What to work on: Repeat each record exactly as written, and drop any images.

━━━━━ Record set

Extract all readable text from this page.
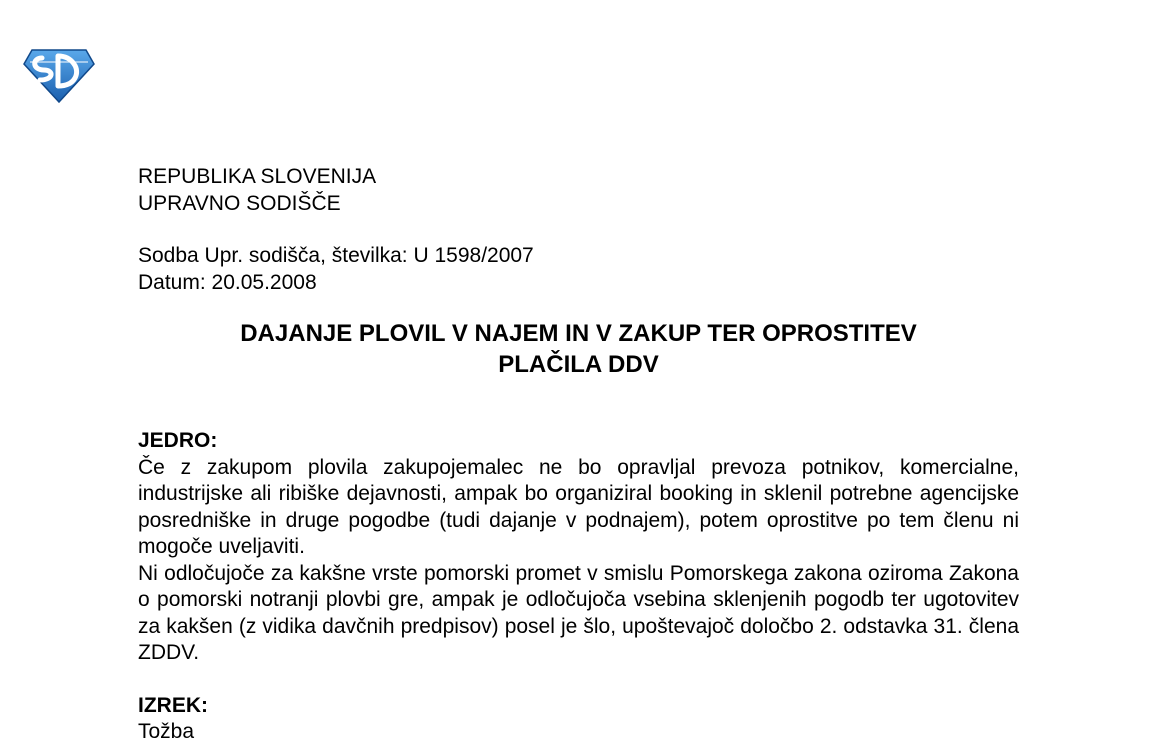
REPUBLIKA SLOVENIJA
UPRAVNO SODIŠČE
Sodba Upr. sodišča, številka: U 1598/2007
Datum: 20.05.2008
DAJANJE PLOVIL V NAJEM IN V ZAKUP TER OPROSTITEV
PLAČILA DDV
JEDRO:

Če z zakupom plovila zakupojemalec ne bo opravljal prevoza potnikov, komercialne, industrijske ali ribiške dejavnosti, ampak bo organiziral booking in sklenil potrebne agencijske posredniške in druge pogodbe (tudi dajanje v podnajem), potem oprostitve po tem členu ni mogoče uveljaviti.

Ni odločujoče za kakšne vrste pomorski promet v smislu Pomorskega zakona oziroma Zakona o pomorski notranji plovbi gre, ampak je odločujoča vsebina sklenjenih pogodb ter ugotovitev za kakšen (z vidika davčnih predpisov) posel je šlo, upoštevajoč določbo 2. odstavka 31. člena ZDDV.

IZREK:
Tožba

━━━━━━━━━━

Expected answer:
Extract all readable text from this page.
REPUBLIKA SLOVENIJA
UPRAVNO SODIŠČE
Sodba Upr. sodišča, številka: U 1598/2007
Datum: 20.05.2008
DAJANJE PLOVIL V NAJEM IN V ZAKUP TER OPROSTITEV
PLAČILA DDV
JEDRO:

Če z zakupom plovila zakupojemalec ne bo opravljal prevoza potnikov, komercialne, industrijske ali ribiške dejavnosti, ampak bo organiziral booking in sklenil potrebne agencijske posredniške in druge pogodbe (tudi dajanje v podnajem), potem oprostitve po tem členu ni mogoče uveljaviti.

Ni odločujoče za kakšne vrste pomorski promet v smislu Pomorskega zakona oziroma Zakona o pomorski notranji plovbi gre, ampak je odločujoča vsebina sklenjenih pogodb ter ugotovitev za kakšen (z vidika davčnih predpisov) posel je šlo, upoštevajoč določbo 2. odstavka 31. člena ZDDV.

IZREK:
Tožba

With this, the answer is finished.